Short task: Reproduce the records below in full and exactly, without their images.

Given data:
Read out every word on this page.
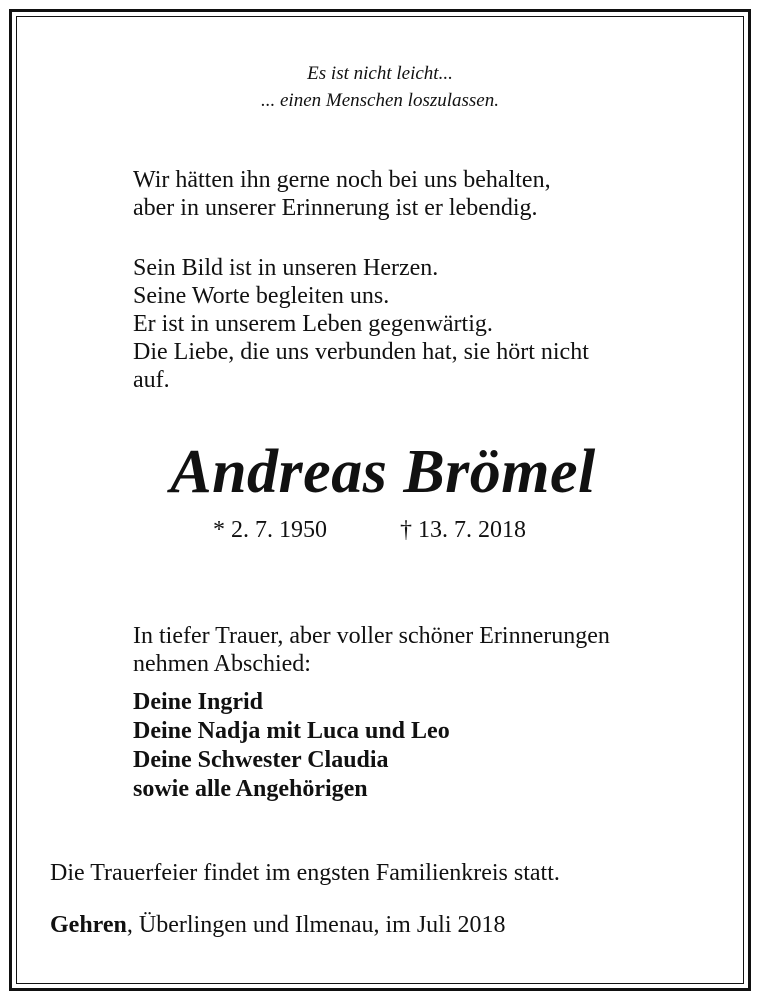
Es ist nicht leicht...
... einen Menschen loszulassen.
Wir hätten ihn gerne noch bei uns behalten,
aber in unserer Erinnerung ist er lebendig.
Sein Bild ist in unseren Herzen.
Seine Worte begleiten uns.
Er ist in unserem Leben gegenwärtig.
Die Liebe, die uns verbunden hat, sie hört nicht
auf.
Andreas Brömel
* 2. 7. 1950	† 13. 7. 2018
In tiefer Trauer, aber voller schöner Erinnerungen
nehmen Abschied:
Deine Ingrid
Deine Nadja mit Luca und Leo
Deine Schwester Claudia
sowie alle Angehörigen
Die Trauerfeier findet im engsten Familienkreis statt.
Gehren, Überlingen und Ilmenau, im Juli 2018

The answer:
Read out every word on this page.
Es ist nicht leicht...
... einen Menschen loszulassen.
Wir hätten ihn gerne noch bei uns behalten,
aber in unserer Erinnerung ist er lebendig.
Sein Bild ist in unseren Herzen.
Seine Worte begleiten uns.
Er ist in unserem Leben gegenwärtig.
Die Liebe, die uns verbunden hat, sie hört nicht
auf.
Andreas Brömel
* 2. 7. 1950	† 13. 7. 2018
In tiefer Trauer, aber voller schöner Erinnerungen
nehmen Abschied:
Deine Ingrid
Deine Nadja mit Luca und Leo
Deine Schwester Claudia
sowie alle Angehörigen
Die Trauerfeier findet im engsten Familienkreis statt.
Gehren, Überlingen und Ilmenau, im Juli 2018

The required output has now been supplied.